From the listing below, pull out the lines that hold "this".

## [Data listing]
----------------------------------------
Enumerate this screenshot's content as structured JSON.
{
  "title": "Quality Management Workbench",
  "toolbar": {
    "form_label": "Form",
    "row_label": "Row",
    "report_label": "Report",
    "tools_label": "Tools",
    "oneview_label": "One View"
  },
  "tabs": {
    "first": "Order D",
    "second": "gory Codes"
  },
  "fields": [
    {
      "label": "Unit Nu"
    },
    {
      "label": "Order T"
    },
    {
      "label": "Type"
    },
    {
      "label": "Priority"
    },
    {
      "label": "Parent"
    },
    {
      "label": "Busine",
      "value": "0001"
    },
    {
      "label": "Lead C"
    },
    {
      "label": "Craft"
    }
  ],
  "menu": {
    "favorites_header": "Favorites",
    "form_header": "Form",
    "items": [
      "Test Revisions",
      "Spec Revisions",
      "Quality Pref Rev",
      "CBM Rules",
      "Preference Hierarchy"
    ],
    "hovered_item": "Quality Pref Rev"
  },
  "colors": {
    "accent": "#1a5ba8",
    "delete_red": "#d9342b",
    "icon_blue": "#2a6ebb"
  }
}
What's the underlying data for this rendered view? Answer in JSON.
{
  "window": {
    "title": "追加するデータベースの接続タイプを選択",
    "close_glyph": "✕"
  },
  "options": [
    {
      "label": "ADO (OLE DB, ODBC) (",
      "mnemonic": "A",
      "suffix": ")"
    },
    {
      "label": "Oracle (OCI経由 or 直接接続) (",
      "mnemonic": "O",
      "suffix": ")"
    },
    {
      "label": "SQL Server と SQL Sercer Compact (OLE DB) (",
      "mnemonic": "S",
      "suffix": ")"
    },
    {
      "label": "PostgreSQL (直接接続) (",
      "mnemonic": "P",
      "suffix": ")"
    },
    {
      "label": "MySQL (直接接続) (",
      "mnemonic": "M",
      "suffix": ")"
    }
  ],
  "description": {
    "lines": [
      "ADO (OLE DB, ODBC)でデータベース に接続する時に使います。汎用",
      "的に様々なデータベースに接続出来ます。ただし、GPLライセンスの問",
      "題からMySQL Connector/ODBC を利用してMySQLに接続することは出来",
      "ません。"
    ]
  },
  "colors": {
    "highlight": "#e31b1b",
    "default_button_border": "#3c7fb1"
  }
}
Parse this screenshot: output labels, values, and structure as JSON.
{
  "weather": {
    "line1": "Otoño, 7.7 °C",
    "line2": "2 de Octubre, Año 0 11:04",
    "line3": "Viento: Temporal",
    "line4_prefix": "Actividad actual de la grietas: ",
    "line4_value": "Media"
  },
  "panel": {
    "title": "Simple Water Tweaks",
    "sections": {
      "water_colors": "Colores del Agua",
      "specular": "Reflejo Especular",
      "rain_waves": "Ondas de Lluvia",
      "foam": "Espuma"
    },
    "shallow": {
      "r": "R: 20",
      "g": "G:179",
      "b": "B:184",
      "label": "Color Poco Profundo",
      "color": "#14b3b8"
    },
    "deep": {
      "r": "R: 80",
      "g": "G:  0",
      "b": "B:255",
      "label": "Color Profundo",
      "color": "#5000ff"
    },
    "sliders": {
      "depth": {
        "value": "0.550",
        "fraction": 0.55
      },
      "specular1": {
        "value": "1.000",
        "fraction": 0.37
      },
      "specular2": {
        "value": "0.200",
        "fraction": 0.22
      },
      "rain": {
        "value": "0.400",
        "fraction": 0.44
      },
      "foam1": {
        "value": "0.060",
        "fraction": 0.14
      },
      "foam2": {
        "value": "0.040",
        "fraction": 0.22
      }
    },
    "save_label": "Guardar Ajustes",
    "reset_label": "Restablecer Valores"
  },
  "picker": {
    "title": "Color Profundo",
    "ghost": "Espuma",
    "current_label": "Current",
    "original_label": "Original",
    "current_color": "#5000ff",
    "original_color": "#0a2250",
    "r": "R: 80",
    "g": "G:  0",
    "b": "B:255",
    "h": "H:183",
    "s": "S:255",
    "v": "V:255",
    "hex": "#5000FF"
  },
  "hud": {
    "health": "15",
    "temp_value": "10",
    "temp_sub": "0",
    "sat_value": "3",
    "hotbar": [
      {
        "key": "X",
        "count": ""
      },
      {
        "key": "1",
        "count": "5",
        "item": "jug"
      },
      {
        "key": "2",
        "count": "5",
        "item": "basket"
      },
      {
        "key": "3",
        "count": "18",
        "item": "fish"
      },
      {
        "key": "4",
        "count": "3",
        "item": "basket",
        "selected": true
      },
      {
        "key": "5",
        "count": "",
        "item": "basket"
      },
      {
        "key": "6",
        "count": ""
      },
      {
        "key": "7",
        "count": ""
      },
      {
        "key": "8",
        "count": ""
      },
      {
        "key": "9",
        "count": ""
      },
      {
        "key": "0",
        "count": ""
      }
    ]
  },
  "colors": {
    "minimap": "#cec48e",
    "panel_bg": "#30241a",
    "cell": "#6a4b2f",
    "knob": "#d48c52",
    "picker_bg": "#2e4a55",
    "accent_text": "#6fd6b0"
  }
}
----------------------------------------
## [Response]
Enumerate this screenshot's content as structured JSON.
What's the underlying data for this rendered view? Answer in JSON.
Parse this screenshot: output labels, values, and structure as JSON.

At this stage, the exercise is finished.